_EXERCISE INSTRUCTIONS:_ Output nothing but the number of lines that include the word "JSON".
Start of ENTRIES PROVIDED
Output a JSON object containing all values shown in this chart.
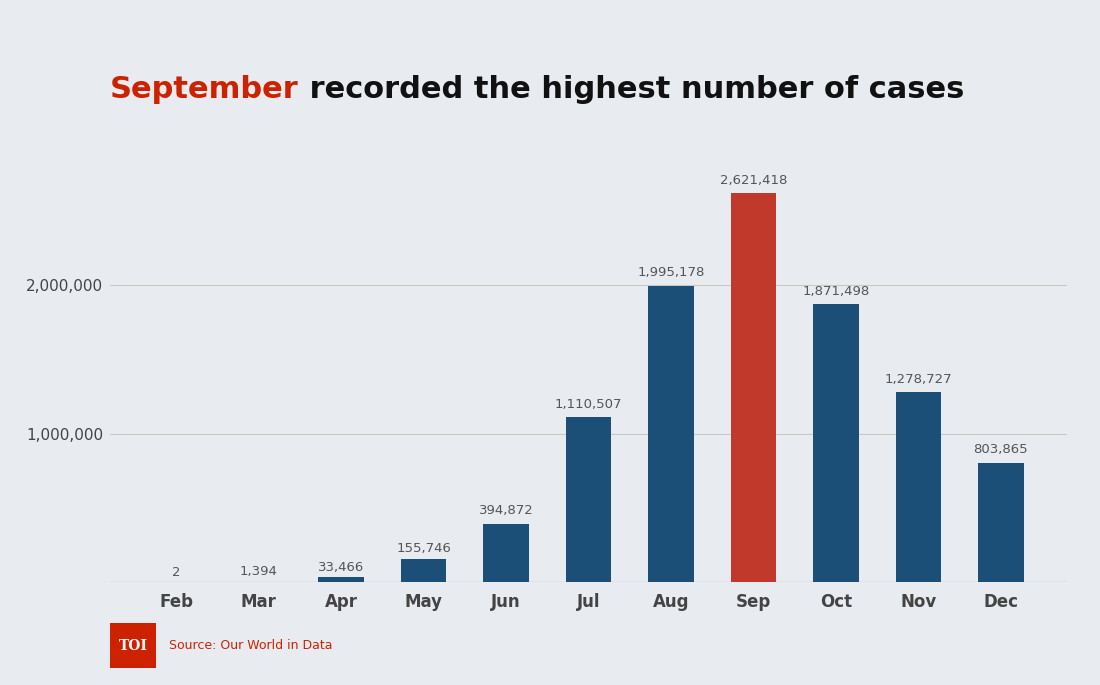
{
  "categories": [
    "Feb",
    "Mar",
    "Apr",
    "May",
    "Jun",
    "Jul",
    "Aug",
    "Sep",
    "Oct",
    "Nov",
    "Dec"
  ],
  "values": [
    2,
    1394,
    33466,
    155746,
    394872,
    1110507,
    1995178,
    2621418,
    1871498,
    1278727,
    803865
  ],
  "bar_colors": [
    "#1c4f78",
    "#1c4f78",
    "#1c4f78",
    "#1c4f78",
    "#1c4f78",
    "#1c4f78",
    "#1c4f78",
    "#c0392b",
    "#1c4f78",
    "#1c4f78",
    "#1c4f78"
  ],
  "title_part1": "September",
  "title_part2": " recorded the highest number of cases",
  "title_color1": "#cc2200",
  "title_color2": "#111111",
  "background_color": "#e8ecf0",
  "bar_label_color": "#555555",
  "axis_label_color": "#444444",
  "grid_color": "#c8c8c8",
  "ylim": [
    0,
    3000000
  ],
  "source_text": "Source: Our World in Data",
  "source_color": "#cc2200",
  "toi_bg_color": "#cc2200",
  "toi_text": "TOI",
  "value_labels": [
    "2",
    "1,394",
    "33,466",
    "155,746",
    "394,872",
    "1,110,507",
    "1,995,178",
    "2,621,418",
    "1,871,498",
    "1,278,727",
    "803,865"
  ],
  "title_fontsize": 22,
  "bar_label_fontsize": 9.5,
  "axis_tick_fontsize": 11
}
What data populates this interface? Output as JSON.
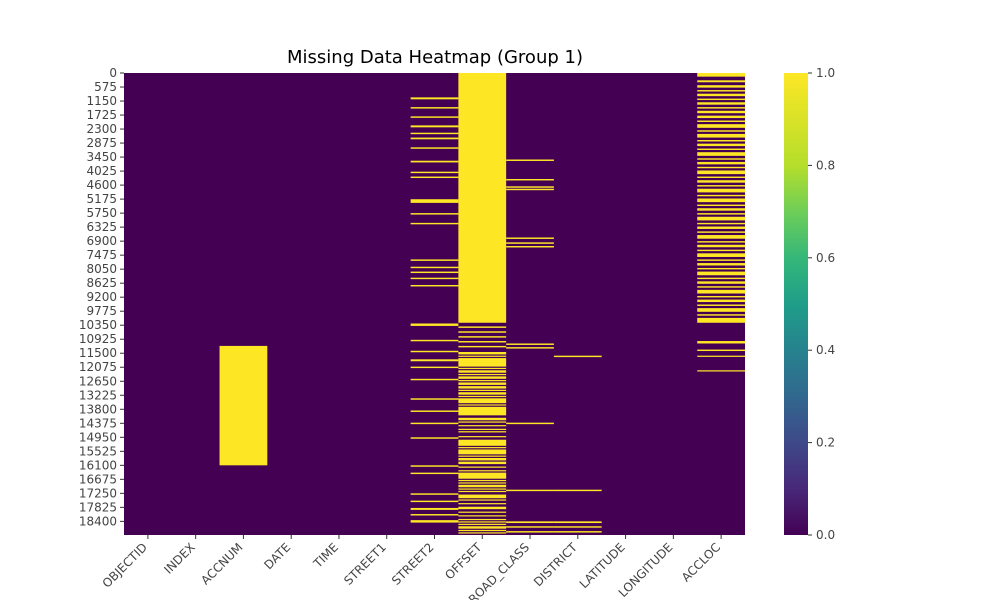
{
  "chart_data": {
    "type": "heatmap",
    "title": "Missing Data Heatmap (Group 1)",
    "xlabel": "",
    "ylabel": "",
    "columns": [
      "OBJECTID",
      "INDEX",
      "ACCNUM",
      "DATE",
      "TIME",
      "STREET1",
      "STREET2",
      "OFFSET",
      "ROAD_CLASS",
      "DISTRICT",
      "LATITUDE",
      "LONGITUDE",
      "ACCLOC"
    ],
    "row_tick_labels": [
      "0",
      "575",
      "1150",
      "1725",
      "2300",
      "2875",
      "3450",
      "4025",
      "4600",
      "5175",
      "5750",
      "6325",
      "6900",
      "7475",
      "8050",
      "8625",
      "9200",
      "9775",
      "10350",
      "10925",
      "11500",
      "12075",
      "12650",
      "13225",
      "13800",
      "14375",
      "14950",
      "15525",
      "16100",
      "16675",
      "17250",
      "17825",
      "18400"
    ],
    "row_range": [
      0,
      18960
    ],
    "value_range": [
      0,
      1
    ],
    "colormap": "viridis",
    "colorbar_ticks": [
      "0.0",
      "0.2",
      "0.4",
      "0.6",
      "0.8",
      "1.0"
    ],
    "colors": {
      "missing": "#fde725",
      "present": "#440154"
    },
    "missing": {
      "ACCNUM": [
        [
          11200,
          16100
        ]
      ],
      "STREET2": [
        [
          1000,
          1080
        ],
        [
          1400,
          1460
        ],
        [
          1780,
          1840
        ],
        [
          2150,
          2230
        ],
        [
          2450,
          2510
        ],
        [
          2650,
          2720
        ],
        [
          3050,
          3110
        ],
        [
          3600,
          3670
        ],
        [
          4050,
          4110
        ],
        [
          4250,
          4310
        ],
        [
          5180,
          5330
        ],
        [
          5750,
          5810
        ],
        [
          6150,
          6210
        ],
        [
          7650,
          7710
        ],
        [
          7950,
          8010
        ],
        [
          8150,
          8210
        ],
        [
          8400,
          8460
        ],
        [
          8700,
          8760
        ],
        [
          10280,
          10380
        ],
        [
          10950,
          11010
        ],
        [
          11400,
          11460
        ],
        [
          11750,
          11830
        ],
        [
          12050,
          12110
        ],
        [
          12550,
          12610
        ],
        [
          13350,
          13410
        ],
        [
          13850,
          13910
        ],
        [
          14350,
          14410
        ],
        [
          14950,
          15010
        ],
        [
          16100,
          16160
        ],
        [
          16400,
          16460
        ],
        [
          17250,
          17310
        ],
        [
          17550,
          17610
        ],
        [
          17850,
          17930
        ],
        [
          18100,
          18160
        ],
        [
          18350,
          18450
        ]
      ],
      "OFFSET": [
        [
          0,
          10250
        ],
        [
          10400,
          10460
        ],
        [
          10600,
          10660
        ],
        [
          10800,
          10860
        ],
        [
          11000,
          11060
        ],
        [
          11200,
          11260
        ],
        [
          11450,
          11550
        ],
        [
          11600,
          11650
        ],
        [
          11700,
          12050
        ],
        [
          12100,
          12150
        ],
        [
          12200,
          12300
        ],
        [
          12350,
          12400
        ],
        [
          12450,
          12550
        ],
        [
          12600,
          12650
        ],
        [
          12700,
          12800
        ],
        [
          12850,
          12950
        ],
        [
          13000,
          13050
        ],
        [
          13100,
          13200
        ],
        [
          13250,
          13300
        ],
        [
          13350,
          13550
        ],
        [
          13600,
          13650
        ],
        [
          13700,
          14050
        ],
        [
          14150,
          14250
        ],
        [
          14300,
          14350
        ],
        [
          14450,
          14500
        ],
        [
          14600,
          14650
        ],
        [
          14700,
          14750
        ],
        [
          14900,
          14950
        ],
        [
          15050,
          15300
        ],
        [
          15350,
          15400
        ],
        [
          15450,
          15650
        ],
        [
          15700,
          15750
        ],
        [
          15800,
          15900
        ],
        [
          15950,
          16050
        ],
        [
          16150,
          16200
        ],
        [
          16300,
          16350
        ],
        [
          16400,
          16650
        ],
        [
          16700,
          16750
        ],
        [
          16800,
          16850
        ],
        [
          16900,
          17000
        ],
        [
          17050,
          17100
        ],
        [
          17150,
          17200
        ],
        [
          17300,
          17450
        ],
        [
          17500,
          17550
        ],
        [
          17650,
          17700
        ],
        [
          17800,
          17900
        ],
        [
          18000,
          18050
        ],
        [
          18150,
          18200
        ],
        [
          18300,
          18350
        ],
        [
          18400,
          18450
        ],
        [
          18500,
          18550
        ],
        [
          18600,
          18700
        ],
        [
          18750,
          18800
        ],
        [
          18850,
          18900
        ]
      ],
      "ROAD_CLASS": [
        [
          3550,
          3610
        ],
        [
          4350,
          4410
        ],
        [
          4650,
          4710
        ],
        [
          4750,
          4810
        ],
        [
          6750,
          6810
        ],
        [
          6950,
          7010
        ],
        [
          7100,
          7160
        ],
        [
          11100,
          11160
        ],
        [
          11250,
          11310
        ],
        [
          14350,
          14410
        ],
        [
          17100,
          17160
        ],
        [
          18400,
          18470
        ],
        [
          18600,
          18660
        ],
        [
          18800,
          18860
        ]
      ],
      "DISTRICT": [
        [
          11600,
          11660
        ],
        [
          17100,
          17160
        ],
        [
          18400,
          18470
        ],
        [
          18600,
          18660
        ],
        [
          18800,
          18860
        ]
      ],
      "ACCLOC": [
        [
          0,
          150
        ],
        [
          300,
          380
        ],
        [
          500,
          600
        ],
        [
          700,
          760
        ],
        [
          850,
          950
        ],
        [
          1050,
          1110
        ],
        [
          1200,
          1300
        ],
        [
          1400,
          1460
        ],
        [
          1550,
          1650
        ],
        [
          1750,
          1850
        ],
        [
          1950,
          2010
        ],
        [
          2100,
          2250
        ],
        [
          2350,
          2410
        ],
        [
          2500,
          2650
        ],
        [
          2750,
          2810
        ],
        [
          2900,
          3000
        ],
        [
          3100,
          3160
        ],
        [
          3250,
          3400
        ],
        [
          3500,
          3560
        ],
        [
          3650,
          3750
        ],
        [
          3850,
          3910
        ],
        [
          4000,
          4150
        ],
        [
          4250,
          4310
        ],
        [
          4400,
          4500
        ],
        [
          4600,
          4660
        ],
        [
          4750,
          4900
        ],
        [
          5000,
          5060
        ],
        [
          5150,
          5300
        ],
        [
          5400,
          5460
        ],
        [
          5550,
          5650
        ],
        [
          5750,
          5810
        ],
        [
          5900,
          6050
        ],
        [
          6150,
          6210
        ],
        [
          6300,
          6400
        ],
        [
          6500,
          6560
        ],
        [
          6650,
          6800
        ],
        [
          6900,
          6960
        ],
        [
          7050,
          7150
        ],
        [
          7250,
          7310
        ],
        [
          7400,
          7550
        ],
        [
          7650,
          7710
        ],
        [
          7800,
          7900
        ],
        [
          8000,
          8060
        ],
        [
          8150,
          8300
        ],
        [
          8400,
          8460
        ],
        [
          8550,
          8650
        ],
        [
          8750,
          8810
        ],
        [
          8900,
          9050
        ],
        [
          9150,
          9210
        ],
        [
          9300,
          9400
        ],
        [
          9500,
          9560
        ],
        [
          9650,
          9800
        ],
        [
          9900,
          9960
        ],
        [
          10050,
          10250
        ],
        [
          11000,
          11100
        ],
        [
          11350,
          11410
        ],
        [
          11600,
          11650
        ],
        [
          12200,
          12250
        ]
      ]
    }
  }
}
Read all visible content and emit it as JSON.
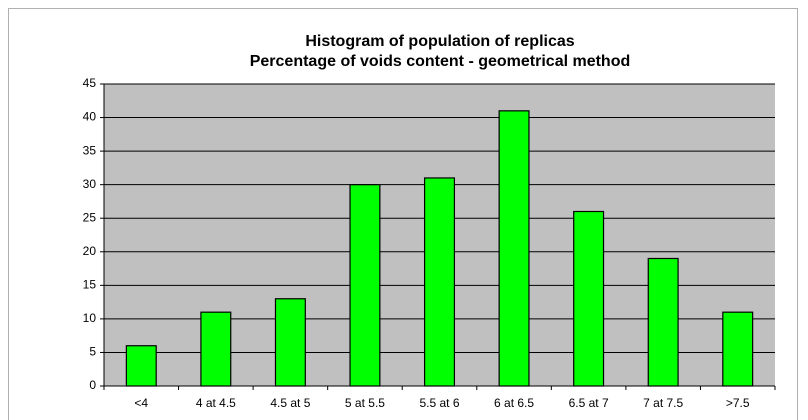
{
  "chart_data": {
    "type": "bar",
    "title": "Histogram of population of replicas",
    "subtitle": "Percentage of voids content - geometrical method",
    "categories": [
      "<4",
      "4 at 4.5",
      "4.5 at 5",
      "5 at 5.5",
      "5.5 at 6",
      "6 at 6.5",
      "6.5 at 7",
      "7 at 7.5",
      ">7.5"
    ],
    "values": [
      6,
      11,
      13,
      30,
      31,
      41,
      26,
      19,
      11
    ],
    "color": "#00ff00",
    "ylim": [
      0,
      45
    ],
    "yticks": [
      0,
      5,
      10,
      15,
      20,
      25,
      30,
      35,
      40,
      45
    ],
    "grid": true
  }
}
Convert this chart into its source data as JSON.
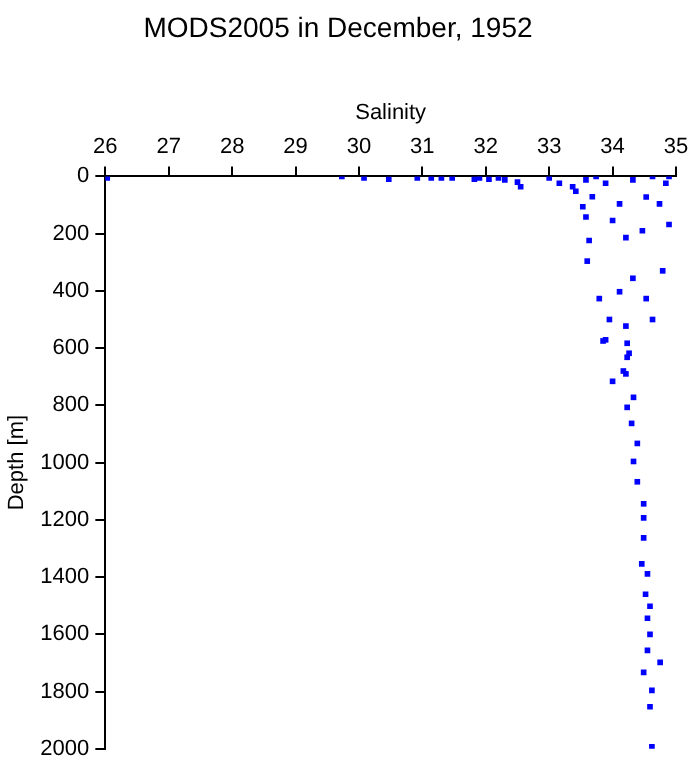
{
  "chart_data": {
    "type": "scatter",
    "title": "MODS2005 in December, 1952",
    "xlabel": "Salinity",
    "ylabel": "Depth [m]",
    "xlim": [
      26,
      35
    ],
    "xticks": [
      26,
      27,
      28,
      29,
      30,
      31,
      32,
      33,
      34,
      35
    ],
    "ylim": [
      2000,
      0
    ],
    "yticks": [
      0,
      200,
      400,
      600,
      800,
      1000,
      1200,
      1400,
      1600,
      1800,
      2000
    ],
    "grid": false,
    "legend": false,
    "marker": "square",
    "series": [
      {
        "color": "#0000ff",
        "x": [
          26.03,
          29.73,
          30.08,
          30.47,
          30.92,
          31.14,
          31.3,
          31.47,
          31.82,
          31.9,
          32.05,
          32.2,
          32.3,
          32.5,
          32.55,
          33.0,
          33.16,
          33.37,
          33.58,
          33.42,
          33.68,
          33.53,
          33.58,
          33.63,
          33.6,
          33.89,
          34.11,
          34.0,
          34.21,
          34.47,
          34.74,
          34.84,
          34.89,
          34.79,
          34.53,
          34.32,
          34.11,
          33.95,
          33.79,
          33.89,
          34.21,
          34.26,
          34.21,
          34.63,
          34.53,
          34.32,
          34.63,
          34.89,
          33.74,
          33.85,
          34.23,
          34.23,
          34.17,
          34.0,
          34.33,
          34.23,
          34.3,
          34.39,
          34.33,
          34.39,
          34.49,
          34.49,
          34.49,
          34.46,
          34.55,
          34.52,
          34.59,
          34.55,
          34.59,
          34.55,
          34.75,
          34.49,
          34.62,
          34.59,
          34.62
        ],
        "values": [
          5,
          0,
          5,
          10,
          5,
          5,
          5,
          5,
          10,
          5,
          10,
          5,
          12,
          20,
          36,
          5,
          24,
          36,
          12,
          52,
          71,
          106,
          142,
          224,
          296,
          24,
          96,
          154,
          214,
          190,
          96,
          24,
          168,
          330,
          427,
          356,
          403,
          500,
          427,
          571,
          523,
          618,
          690,
          500,
          72,
          12,
          0,
          0,
          0,
          575,
          583,
          632,
          680,
          716,
          772,
          807,
          863,
          933,
          996,
          1067,
          1144,
          1193,
          1263,
          1354,
          1389,
          1460,
          1502,
          1544,
          1600,
          1656,
          1698,
          1733,
          1796,
          1853,
          1993
        ]
      }
    ]
  }
}
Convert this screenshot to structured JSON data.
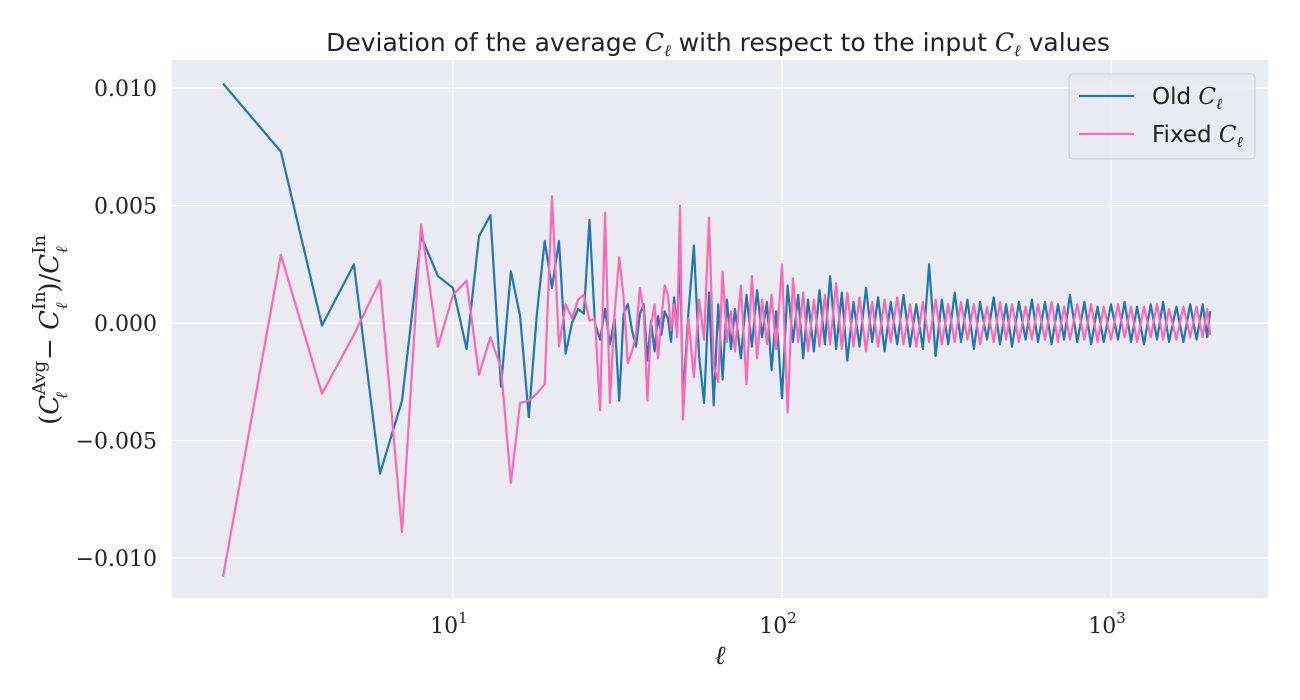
End of ENTRIES PROVIDED
_RESPONSE TO THIS TASK:_ 5